-- Task description --
Copy every record below exactly as written, but leave out the pictures.

(Stored dataset items)
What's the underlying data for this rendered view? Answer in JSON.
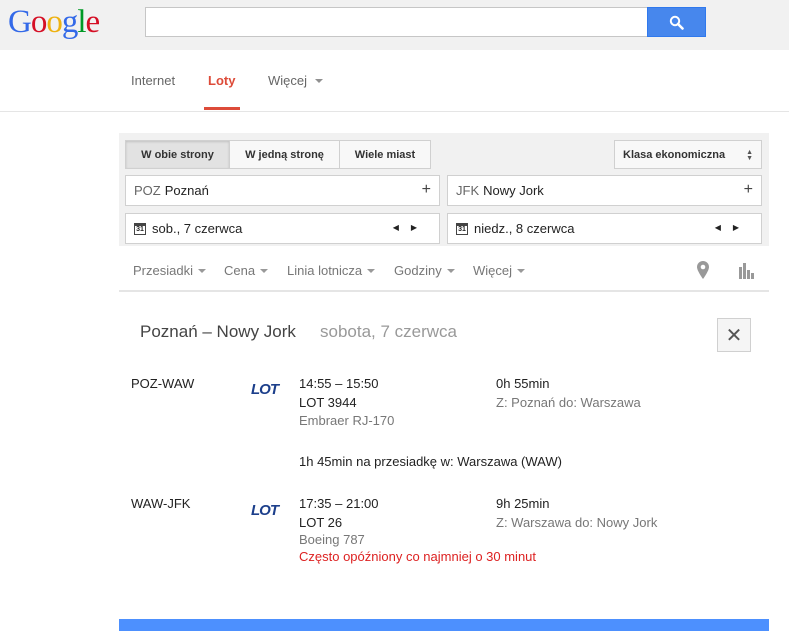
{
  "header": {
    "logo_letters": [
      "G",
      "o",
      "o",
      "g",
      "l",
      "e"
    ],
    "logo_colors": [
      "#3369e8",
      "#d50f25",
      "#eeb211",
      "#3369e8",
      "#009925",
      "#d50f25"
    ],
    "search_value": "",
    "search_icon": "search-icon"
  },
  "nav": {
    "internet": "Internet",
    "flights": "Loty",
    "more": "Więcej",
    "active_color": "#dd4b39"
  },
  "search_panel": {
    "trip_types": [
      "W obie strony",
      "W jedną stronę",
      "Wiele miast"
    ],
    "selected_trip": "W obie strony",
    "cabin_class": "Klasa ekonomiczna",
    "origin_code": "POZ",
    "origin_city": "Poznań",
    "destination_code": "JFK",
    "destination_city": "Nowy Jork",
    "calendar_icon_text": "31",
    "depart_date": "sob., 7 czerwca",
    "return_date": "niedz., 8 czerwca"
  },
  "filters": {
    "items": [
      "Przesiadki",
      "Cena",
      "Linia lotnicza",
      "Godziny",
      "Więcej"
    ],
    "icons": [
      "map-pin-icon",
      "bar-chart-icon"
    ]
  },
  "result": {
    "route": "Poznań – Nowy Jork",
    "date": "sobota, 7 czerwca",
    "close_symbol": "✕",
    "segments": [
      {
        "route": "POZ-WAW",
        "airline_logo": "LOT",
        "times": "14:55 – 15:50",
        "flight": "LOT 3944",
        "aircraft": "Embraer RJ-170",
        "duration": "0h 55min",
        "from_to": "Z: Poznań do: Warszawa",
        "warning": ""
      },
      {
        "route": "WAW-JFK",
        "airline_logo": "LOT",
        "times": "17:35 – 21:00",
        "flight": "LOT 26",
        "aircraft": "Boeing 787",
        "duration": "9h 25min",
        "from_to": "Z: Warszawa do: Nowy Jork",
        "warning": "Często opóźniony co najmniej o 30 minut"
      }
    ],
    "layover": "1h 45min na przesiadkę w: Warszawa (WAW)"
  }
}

-- Correct answer --
What's the underlying data for this rendered view? Answer in JSON.
{
  "header": {
    "logo_letters": [
      "G",
      "o",
      "o",
      "g",
      "l",
      "e"
    ],
    "logo_colors": [
      "#3369e8",
      "#d50f25",
      "#eeb211",
      "#3369e8",
      "#009925",
      "#d50f25"
    ],
    "search_value": "",
    "search_icon": "search-icon"
  },
  "nav": {
    "internet": "Internet",
    "flights": "Loty",
    "more": "Więcej",
    "active_color": "#dd4b39"
  },
  "search_panel": {
    "trip_types": [
      "W obie strony",
      "W jedną stronę",
      "Wiele miast"
    ],
    "selected_trip": "W obie strony",
    "cabin_class": "Klasa ekonomiczna",
    "origin_code": "POZ",
    "origin_city": "Poznań",
    "destination_code": "JFK",
    "destination_city": "Nowy Jork",
    "calendar_icon_text": "31",
    "depart_date": "sob., 7 czerwca",
    "return_date": "niedz., 8 czerwca"
  },
  "filters": {
    "items": [
      "Przesiadki",
      "Cena",
      "Linia lotnicza",
      "Godziny",
      "Więcej"
    ],
    "icons": [
      "map-pin-icon",
      "bar-chart-icon"
    ]
  },
  "result": {
    "route": "Poznań – Nowy Jork",
    "date": "sobota, 7 czerwca",
    "close_symbol": "✕",
    "segments": [
      {
        "route": "POZ-WAW",
        "airline_logo": "LOT",
        "times": "14:55 – 15:50",
        "flight": "LOT 3944",
        "aircraft": "Embraer RJ-170",
        "duration": "0h 55min",
        "from_to": "Z: Poznań do: Warszawa",
        "warning": ""
      },
      {
        "route": "WAW-JFK",
        "airline_logo": "LOT",
        "times": "17:35 – 21:00",
        "flight": "LOT 26",
        "aircraft": "Boeing 787",
        "duration": "9h 25min",
        "from_to": "Z: Warszawa do: Nowy Jork",
        "warning": "Często opóźniony co najmniej o 30 minut"
      }
    ],
    "layover": "1h 45min na przesiadkę w: Warszawa (WAW)"
  }
}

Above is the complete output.